* [Task to complete] Put each line of the records below into a Markdown table with the columns No. and Text, numbering the rows and skipping any blank lines.
*****
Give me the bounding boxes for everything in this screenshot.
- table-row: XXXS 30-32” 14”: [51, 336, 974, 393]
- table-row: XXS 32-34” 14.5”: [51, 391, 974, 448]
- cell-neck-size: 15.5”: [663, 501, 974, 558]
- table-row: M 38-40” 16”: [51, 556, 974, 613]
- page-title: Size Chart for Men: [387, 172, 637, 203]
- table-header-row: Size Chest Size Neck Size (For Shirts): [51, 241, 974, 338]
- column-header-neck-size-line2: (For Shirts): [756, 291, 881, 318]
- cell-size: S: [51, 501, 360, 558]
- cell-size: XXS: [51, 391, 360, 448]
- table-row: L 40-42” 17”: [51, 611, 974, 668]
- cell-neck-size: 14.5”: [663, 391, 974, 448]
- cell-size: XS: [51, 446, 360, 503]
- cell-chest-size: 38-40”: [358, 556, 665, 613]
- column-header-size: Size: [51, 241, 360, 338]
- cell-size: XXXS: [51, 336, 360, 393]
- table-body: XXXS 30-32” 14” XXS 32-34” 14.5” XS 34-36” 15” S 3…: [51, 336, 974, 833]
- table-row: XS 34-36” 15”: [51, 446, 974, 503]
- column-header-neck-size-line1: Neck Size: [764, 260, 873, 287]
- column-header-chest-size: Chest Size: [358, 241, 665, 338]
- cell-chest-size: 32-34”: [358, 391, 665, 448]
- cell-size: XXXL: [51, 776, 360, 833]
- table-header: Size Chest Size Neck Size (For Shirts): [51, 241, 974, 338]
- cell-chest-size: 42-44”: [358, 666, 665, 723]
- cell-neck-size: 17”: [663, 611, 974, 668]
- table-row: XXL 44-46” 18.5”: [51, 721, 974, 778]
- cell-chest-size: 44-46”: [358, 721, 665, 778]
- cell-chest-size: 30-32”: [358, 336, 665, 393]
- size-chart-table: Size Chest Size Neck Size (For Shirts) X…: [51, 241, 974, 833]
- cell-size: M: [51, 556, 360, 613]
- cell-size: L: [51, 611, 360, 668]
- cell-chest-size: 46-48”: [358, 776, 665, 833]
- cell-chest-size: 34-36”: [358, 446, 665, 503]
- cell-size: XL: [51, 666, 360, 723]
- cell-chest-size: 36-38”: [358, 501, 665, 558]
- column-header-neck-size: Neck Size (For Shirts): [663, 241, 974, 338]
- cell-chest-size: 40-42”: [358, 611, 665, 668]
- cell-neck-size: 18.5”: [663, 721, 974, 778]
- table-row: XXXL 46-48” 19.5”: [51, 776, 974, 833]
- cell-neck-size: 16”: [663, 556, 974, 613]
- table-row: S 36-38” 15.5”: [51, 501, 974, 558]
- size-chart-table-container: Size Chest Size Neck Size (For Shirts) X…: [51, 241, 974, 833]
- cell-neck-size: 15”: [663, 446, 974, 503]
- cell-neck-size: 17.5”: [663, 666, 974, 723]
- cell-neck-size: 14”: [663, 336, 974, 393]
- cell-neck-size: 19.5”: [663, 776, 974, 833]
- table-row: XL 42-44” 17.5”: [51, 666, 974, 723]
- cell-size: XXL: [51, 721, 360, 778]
*****
* [Worked solution]
| No. | Text |
|---|---|
| 1 | Give me the bounding boxes for everything in this screenshot. |
| 2 | - table-row: XXXS 30-32” 14”: [51, 336, 974, 393] |
| 3 | - table-row: XXS 32-34” 14.5”: [51, 391, 974, 448] |
| 4 | - cell-neck-size: 15.5”: [663, 501, 974, 558] |
| 5 | - table-row: M 38-40” 16”: [51, 556, 974, 613] |
| 6 | - page-title: Size Chart for Men: [387, 172, 637, 203] |
| 7 | - table-header-row: Size Chest Size Neck Size (For Shirts): [51, 241, 974, 338] |
| 8 | - column-header-neck-size-line2: (For Shirts): [756, 291, 881, 318] |
| 9 | - cell-size: S: [51, 501, 360, 558] |
| 10 | - cell-size: XXS: [51, 391, 360, 448] |
| 11 | - table-row: L 40-42” 17”: [51, 611, 974, 668] |
| 12 | - cell-neck-size: 14.5”: [663, 391, 974, 448] |
| 13 | - cell-size: XS: [51, 446, 360, 503] |
| 14 | - cell-chest-size: 38-40”: [358, 556, 665, 613] |
| 15 | - column-header-size: Size: [51, 241, 360, 338] |
| 16 | - cell-size: XXXS: [51, 336, 360, 393] |
| 17 | - table-body: XXXS 30-32” 14” XXS 32-34” 14.5” XS 34-36” 15” S 3…: [51, 336, 974, 833] |
| 18 | - table-row: XS 34-36” 15”: [51, 446, 974, 503] |
| 19 | - column-header-neck-size-line1: Neck Size: [764, 260, 873, 287] |
| 20 | - column-header-chest-size: Chest Size: [358, 241, 665, 338] |
| 21 | - cell-chest-size: 32-34”: [358, 391, 665, 448] |
| 22 | - cell-size: XXXL: [51, 776, 360, 833] |
| 23 | - table-header: Size Chest Size Neck Size (For Shirts): [51, 241, 974, 338] |
| 24 | - cell-chest-size: 42-44”: [358, 666, 665, 723] |
| 25 | - cell-neck-size: 17”: [663, 611, 974, 668] |
| 26 | - table-row: XXL 44-46” 18.5”: [51, 721, 974, 778] |
| 27 | - cell-chest-size: 44-46”: [358, 721, 665, 778] |
| 28 | - cell-chest-size: 30-32”: [358, 336, 665, 393] |
| 29 | - size-chart-table: Size Chest Size Neck Size (For Shirts) X…: [51, 241, 974, 833] |
| 30 | - cell-size: M: [51, 556, 360, 613] |
| 31 | - cell-size: L: [51, 611, 360, 668] |
| 32 | - cell-chest-size: 46-48”: [358, 776, 665, 833] |
| 33 | - cell-chest-size: 34-36”: [358, 446, 665, 503] |
| 34 | - cell-size: XL: [51, 666, 360, 723] |
| 35 | - cell-chest-size: 36-38”: [358, 501, 665, 558] |
| 36 | - column-header-neck-size: Neck Size (For Shirts): [663, 241, 974, 338] |
| 37 | - cell-chest-size: 40-42”: [358, 611, 665, 668] |
| 38 | - cell-neck-size: 18.5”: [663, 721, 974, 778] |
| 39 | - table-row: XXXL 46-48” 19.5”: [51, 776, 974, 833] |
| 40 | - cell-neck-size: 16”: [663, 556, 974, 613] |
| 41 | - table-row: S 36-38” 15.5”: [51, 501, 974, 558] |
| 42 | - size-chart-table-container: Size Chest Size Neck Size (For Shirts) X…: [51, 241, 974, 833] |
| 43 | - cell-neck-size: 15”: [663, 446, 974, 503] |
| 44 | - cell-neck-size: 17.5”: [663, 666, 974, 723] |
| 45 | - cell-neck-size: 14”: [663, 336, 974, 393] |
| 46 | - cell-neck-size: 19.5”: [663, 776, 974, 833] |
| 47 | - table-row: XL 42-44” 17.5”: [51, 666, 974, 723] |
| 48 | - cell-size: XXL: [51, 721, 360, 778] |